Lines of data
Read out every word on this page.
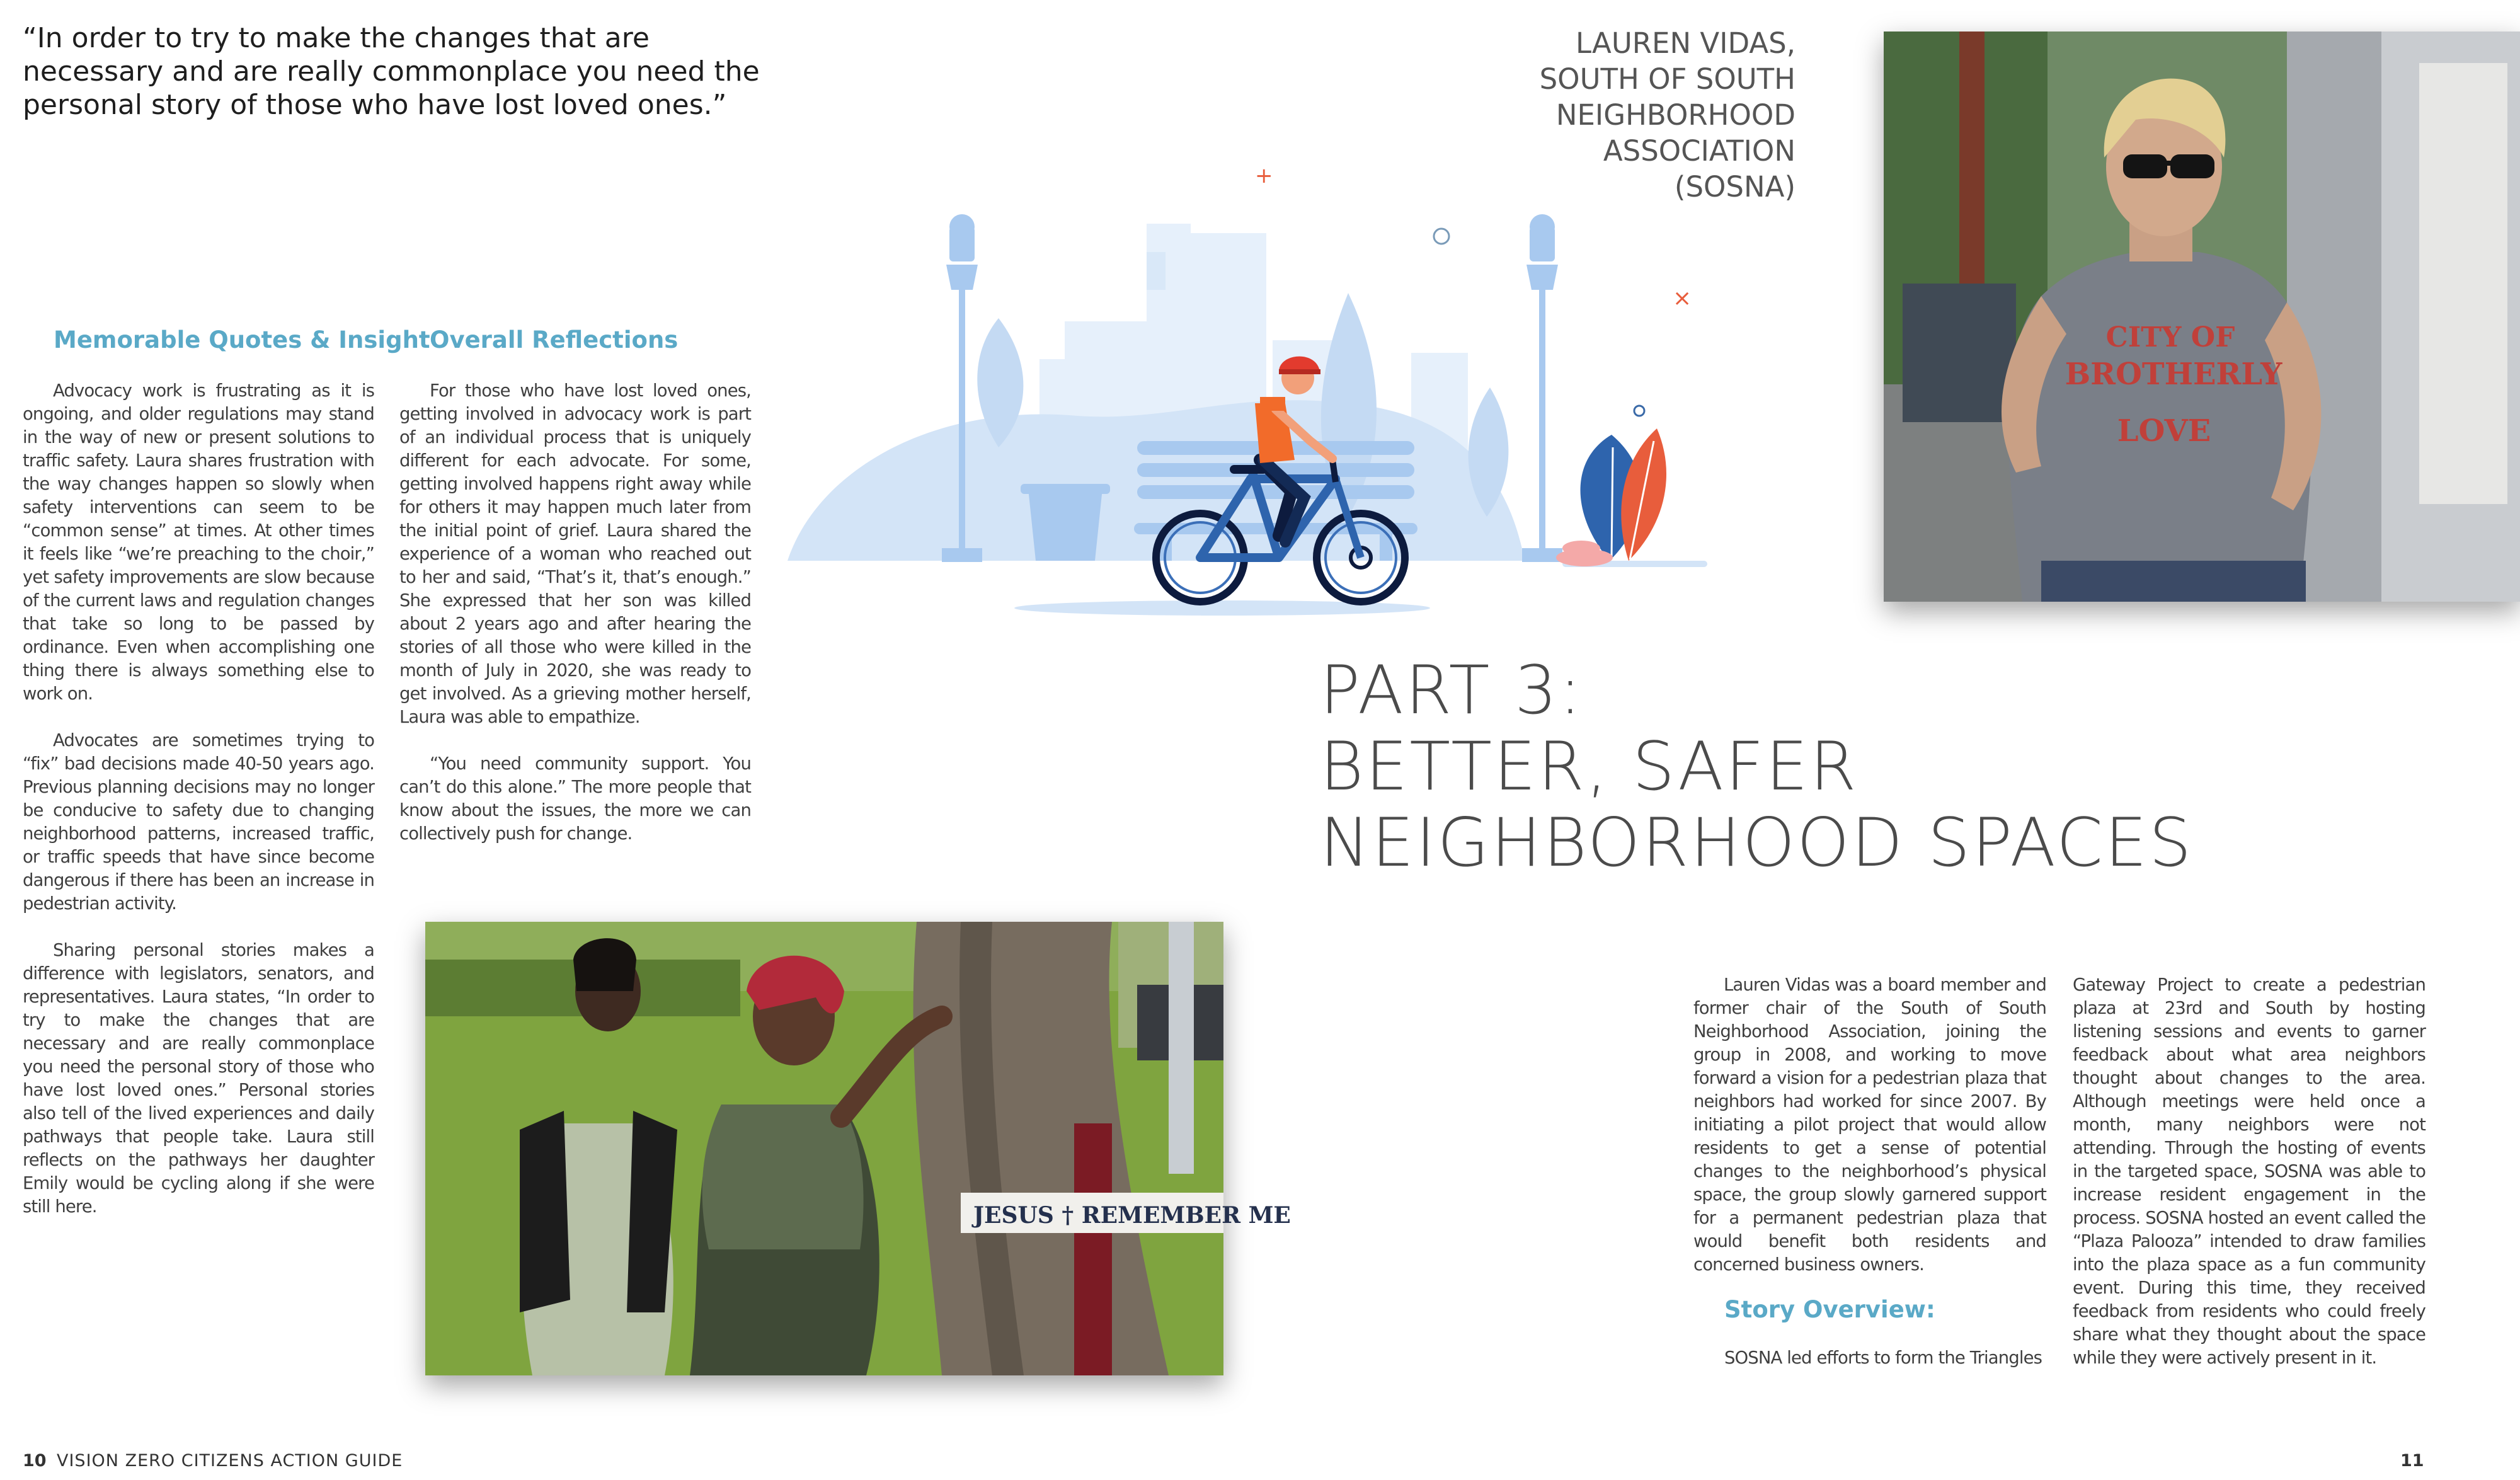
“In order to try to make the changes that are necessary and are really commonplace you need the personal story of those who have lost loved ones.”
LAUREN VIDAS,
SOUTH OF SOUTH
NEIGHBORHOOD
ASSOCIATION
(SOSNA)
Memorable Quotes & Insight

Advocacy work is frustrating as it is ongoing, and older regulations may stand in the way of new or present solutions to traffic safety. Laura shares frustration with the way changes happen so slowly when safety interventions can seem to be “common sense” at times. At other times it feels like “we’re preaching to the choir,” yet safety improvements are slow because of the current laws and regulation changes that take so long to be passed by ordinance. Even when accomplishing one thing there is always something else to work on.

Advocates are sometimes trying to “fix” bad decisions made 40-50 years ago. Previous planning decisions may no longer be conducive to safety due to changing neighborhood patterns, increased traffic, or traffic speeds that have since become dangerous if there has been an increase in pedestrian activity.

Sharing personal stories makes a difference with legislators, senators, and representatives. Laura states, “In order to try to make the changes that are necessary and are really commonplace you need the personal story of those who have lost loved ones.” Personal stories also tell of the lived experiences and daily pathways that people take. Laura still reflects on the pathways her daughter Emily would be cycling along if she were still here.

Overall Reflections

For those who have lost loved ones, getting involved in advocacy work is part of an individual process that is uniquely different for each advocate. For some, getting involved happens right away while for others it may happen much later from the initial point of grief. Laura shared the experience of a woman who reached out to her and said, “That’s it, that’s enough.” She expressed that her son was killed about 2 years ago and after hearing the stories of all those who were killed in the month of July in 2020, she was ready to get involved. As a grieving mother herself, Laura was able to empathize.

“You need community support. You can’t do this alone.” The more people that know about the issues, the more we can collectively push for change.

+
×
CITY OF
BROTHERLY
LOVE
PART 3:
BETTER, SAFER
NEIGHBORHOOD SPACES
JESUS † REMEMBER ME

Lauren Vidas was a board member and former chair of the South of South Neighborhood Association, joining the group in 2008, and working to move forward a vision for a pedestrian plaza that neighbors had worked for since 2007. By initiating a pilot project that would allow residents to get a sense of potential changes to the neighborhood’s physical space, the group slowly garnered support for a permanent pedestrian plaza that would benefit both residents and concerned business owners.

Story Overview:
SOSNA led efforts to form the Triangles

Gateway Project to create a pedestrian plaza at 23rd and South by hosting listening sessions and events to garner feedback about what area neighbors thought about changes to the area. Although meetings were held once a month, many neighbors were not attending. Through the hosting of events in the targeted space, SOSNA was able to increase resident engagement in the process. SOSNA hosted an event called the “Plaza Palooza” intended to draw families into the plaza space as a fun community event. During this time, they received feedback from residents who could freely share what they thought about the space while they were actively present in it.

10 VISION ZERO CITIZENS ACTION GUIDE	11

--

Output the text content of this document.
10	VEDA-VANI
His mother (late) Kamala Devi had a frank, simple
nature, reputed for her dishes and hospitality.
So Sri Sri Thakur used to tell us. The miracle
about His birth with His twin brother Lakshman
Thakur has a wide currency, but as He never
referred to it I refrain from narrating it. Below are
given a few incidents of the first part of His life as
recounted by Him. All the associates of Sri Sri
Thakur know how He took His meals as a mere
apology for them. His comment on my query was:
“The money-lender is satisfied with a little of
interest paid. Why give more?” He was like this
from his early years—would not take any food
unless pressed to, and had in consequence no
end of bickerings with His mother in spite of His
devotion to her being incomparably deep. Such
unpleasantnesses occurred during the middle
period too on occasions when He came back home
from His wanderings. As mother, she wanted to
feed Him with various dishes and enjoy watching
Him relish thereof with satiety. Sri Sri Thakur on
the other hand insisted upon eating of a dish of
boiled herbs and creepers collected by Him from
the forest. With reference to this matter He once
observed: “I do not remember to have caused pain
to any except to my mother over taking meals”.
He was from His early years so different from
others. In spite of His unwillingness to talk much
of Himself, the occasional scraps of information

* _Work to complete_: Give the number of lines where the string "meals" occurs, without any further text.

* _Response_: 2